§ GOAL
Repeat the material verbatim and drop the pictures.

§ RECORDS FOR PROCESSING
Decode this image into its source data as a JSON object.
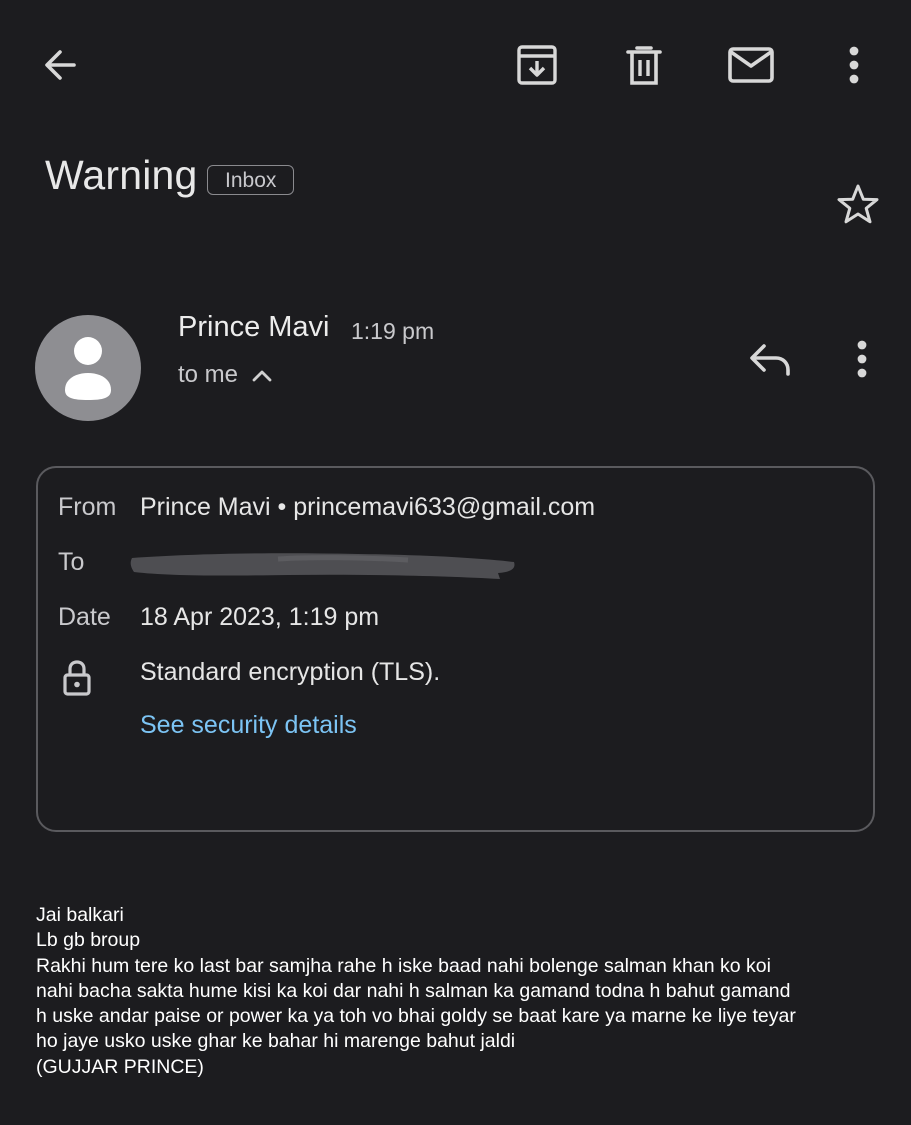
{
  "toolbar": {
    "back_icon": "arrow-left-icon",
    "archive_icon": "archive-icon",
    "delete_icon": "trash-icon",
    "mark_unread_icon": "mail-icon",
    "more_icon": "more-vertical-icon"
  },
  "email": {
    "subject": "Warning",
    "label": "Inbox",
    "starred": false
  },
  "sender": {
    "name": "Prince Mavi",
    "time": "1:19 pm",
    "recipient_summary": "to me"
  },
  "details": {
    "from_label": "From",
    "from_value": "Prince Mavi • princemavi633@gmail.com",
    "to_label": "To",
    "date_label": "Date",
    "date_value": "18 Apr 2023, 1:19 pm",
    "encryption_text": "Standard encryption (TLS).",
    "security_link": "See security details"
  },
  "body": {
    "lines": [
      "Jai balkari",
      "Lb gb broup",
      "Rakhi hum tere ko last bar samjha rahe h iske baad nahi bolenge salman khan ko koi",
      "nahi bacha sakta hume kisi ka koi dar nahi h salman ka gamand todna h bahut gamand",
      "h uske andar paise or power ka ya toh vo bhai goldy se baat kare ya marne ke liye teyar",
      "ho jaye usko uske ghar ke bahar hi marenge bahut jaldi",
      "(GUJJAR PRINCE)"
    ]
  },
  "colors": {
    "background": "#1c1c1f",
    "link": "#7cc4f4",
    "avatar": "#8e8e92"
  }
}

§ WORKED SOLUTION
Decode this image into its source data as a JSON object.
{
  "toolbar": {
    "back_icon": "arrow-left-icon",
    "archive_icon": "archive-icon",
    "delete_icon": "trash-icon",
    "mark_unread_icon": "mail-icon",
    "more_icon": "more-vertical-icon"
  },
  "email": {
    "subject": "Warning",
    "label": "Inbox",
    "starred": false
  },
  "sender": {
    "name": "Prince Mavi",
    "time": "1:19 pm",
    "recipient_summary": "to me"
  },
  "details": {
    "from_label": "From",
    "from_value": "Prince Mavi • princemavi633@gmail.com",
    "to_label": "To",
    "date_label": "Date",
    "date_value": "18 Apr 2023, 1:19 pm",
    "encryption_text": "Standard encryption (TLS).",
    "security_link": "See security details"
  },
  "body": {
    "lines": [
      "Jai balkari",
      "Lb gb broup",
      "Rakhi hum tere ko last bar samjha rahe h iske baad nahi bolenge salman khan ko koi",
      "nahi bacha sakta hume kisi ka koi dar nahi h salman ka gamand todna h bahut gamand",
      "h uske andar paise or power ka ya toh vo bhai goldy se baat kare ya marne ke liye teyar",
      "ho jaye usko uske ghar ke bahar hi marenge bahut jaldi",
      "(GUJJAR PRINCE)"
    ]
  },
  "colors": {
    "background": "#1c1c1f",
    "link": "#7cc4f4",
    "avatar": "#8e8e92"
  }
}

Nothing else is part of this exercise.